* PÁGINA
···
Likes viciam tanto quanto o crack. Tenho um amigo que posta fotos de si mesmo sem camisa, na academia, na praia etc. É um executivo de mais de 40 anos. Em sua loucura, posta também as viagens de fim de semana, que começam na sexta-feira e terminam na tarde de segunda-­feira. Perdeu um emprego, por motivos nebulosos. Fez entrevista para outro. O futuro chefe pediu:



Adiantou? Não. Meu amigo segurou duas semanas. Admitido, voltou a publicar fotos sem camisa, com a expressão de quem se acha a suprema beleza neste Universo. Por que acredita que seus seguidores têm interesse em vê-lo na academia praticamente todos os dias? Ou de sunga na praia? Conversei.

– Cuidado ao postar todas as fugidas de fim de semana, inclusive a outros países. Vai causar descontentamento e inveja entre quem trabalha com você.
···
* INSTRUÇÕES DE TRABALHO
Troque "praia" por "piscina" no trecho do texto sobre likes entre "Likes viciam tanto" e "trabalha com você.", inclusive, e apresente esse trecho já alterado.
···
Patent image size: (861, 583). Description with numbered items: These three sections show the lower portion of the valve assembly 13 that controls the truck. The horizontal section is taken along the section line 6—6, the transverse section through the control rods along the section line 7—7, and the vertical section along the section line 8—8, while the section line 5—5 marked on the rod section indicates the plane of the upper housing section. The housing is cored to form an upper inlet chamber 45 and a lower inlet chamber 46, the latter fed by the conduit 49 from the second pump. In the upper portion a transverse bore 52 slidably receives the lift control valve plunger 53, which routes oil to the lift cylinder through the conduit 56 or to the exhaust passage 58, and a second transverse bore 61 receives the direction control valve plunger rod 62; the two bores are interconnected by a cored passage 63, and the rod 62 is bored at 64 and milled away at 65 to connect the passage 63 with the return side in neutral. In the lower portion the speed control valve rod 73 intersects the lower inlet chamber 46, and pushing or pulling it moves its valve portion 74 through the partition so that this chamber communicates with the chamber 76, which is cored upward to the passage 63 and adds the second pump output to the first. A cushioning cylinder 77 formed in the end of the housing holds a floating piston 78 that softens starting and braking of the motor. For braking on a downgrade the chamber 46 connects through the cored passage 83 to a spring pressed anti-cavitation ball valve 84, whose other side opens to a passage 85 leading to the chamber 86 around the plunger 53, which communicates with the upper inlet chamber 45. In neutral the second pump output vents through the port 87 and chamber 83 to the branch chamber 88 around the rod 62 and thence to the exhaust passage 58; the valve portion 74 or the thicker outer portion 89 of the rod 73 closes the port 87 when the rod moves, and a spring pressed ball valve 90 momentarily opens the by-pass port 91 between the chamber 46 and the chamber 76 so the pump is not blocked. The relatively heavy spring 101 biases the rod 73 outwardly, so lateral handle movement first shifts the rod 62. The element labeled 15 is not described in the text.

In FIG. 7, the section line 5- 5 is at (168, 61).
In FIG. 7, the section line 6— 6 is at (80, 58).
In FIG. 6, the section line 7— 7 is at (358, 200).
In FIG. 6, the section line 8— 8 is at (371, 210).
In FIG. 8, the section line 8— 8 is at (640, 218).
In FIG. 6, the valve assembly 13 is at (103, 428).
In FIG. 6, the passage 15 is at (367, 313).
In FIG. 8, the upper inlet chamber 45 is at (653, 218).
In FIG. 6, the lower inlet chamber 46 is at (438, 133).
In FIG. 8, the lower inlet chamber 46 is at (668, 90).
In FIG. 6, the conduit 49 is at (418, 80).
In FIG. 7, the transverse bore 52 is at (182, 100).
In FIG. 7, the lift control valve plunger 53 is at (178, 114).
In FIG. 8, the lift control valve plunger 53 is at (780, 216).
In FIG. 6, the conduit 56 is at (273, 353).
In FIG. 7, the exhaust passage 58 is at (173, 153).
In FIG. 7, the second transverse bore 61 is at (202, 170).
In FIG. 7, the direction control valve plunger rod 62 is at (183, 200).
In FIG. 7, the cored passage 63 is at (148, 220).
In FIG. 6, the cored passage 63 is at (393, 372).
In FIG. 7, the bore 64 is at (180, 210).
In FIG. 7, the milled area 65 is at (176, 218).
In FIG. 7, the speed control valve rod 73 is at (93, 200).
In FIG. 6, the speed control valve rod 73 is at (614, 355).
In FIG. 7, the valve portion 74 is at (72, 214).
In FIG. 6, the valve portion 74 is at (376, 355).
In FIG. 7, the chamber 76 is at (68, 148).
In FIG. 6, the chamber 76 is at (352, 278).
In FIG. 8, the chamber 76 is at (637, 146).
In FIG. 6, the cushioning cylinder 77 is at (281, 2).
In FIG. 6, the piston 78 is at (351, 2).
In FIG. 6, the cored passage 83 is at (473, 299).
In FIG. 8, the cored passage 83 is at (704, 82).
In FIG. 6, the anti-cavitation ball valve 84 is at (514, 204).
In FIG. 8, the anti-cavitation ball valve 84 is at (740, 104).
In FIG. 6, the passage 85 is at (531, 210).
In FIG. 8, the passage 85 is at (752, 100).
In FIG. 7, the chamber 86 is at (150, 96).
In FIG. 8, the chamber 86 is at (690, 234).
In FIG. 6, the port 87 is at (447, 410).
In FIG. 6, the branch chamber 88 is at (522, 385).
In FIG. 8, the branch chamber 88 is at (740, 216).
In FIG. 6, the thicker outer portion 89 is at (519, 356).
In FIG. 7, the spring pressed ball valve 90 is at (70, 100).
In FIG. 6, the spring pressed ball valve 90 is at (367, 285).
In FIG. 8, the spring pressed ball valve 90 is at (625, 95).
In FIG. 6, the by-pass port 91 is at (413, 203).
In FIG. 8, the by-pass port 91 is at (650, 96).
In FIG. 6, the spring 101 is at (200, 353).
···
* RESPOSTA ESCRITA
Likes viciam tanto quanto o crack. Tenho um amigo que posta fotos de si mesmo sem camisa, na academia, na piscina etc. É um executivo de mais de 40 anos. Em sua loucura, posta também as viagens de fim de semana, que começam na sexta-feira e terminam na tarde de segunda-­feira. Perdeu um emprego, por motivos nebulosos. Fez entrevista para outro. O futuro chefe pediu:



Adiantou? Não. Meu amigo segurou duas semanas. Admitido, voltou a publicar fotos sem camisa, com a expressão de quem se acha a suprema beleza neste Universo. Por que acredita que seus seguidores têm interesse em vê-lo na academia praticamente todos os dias? Ou de sunga na piscina? Conversei.

– Cuidado ao postar todas as fugidas de fim de semana, inclusive a outros países. Vai causar descontentamento e inveja entre quem trabalha com você.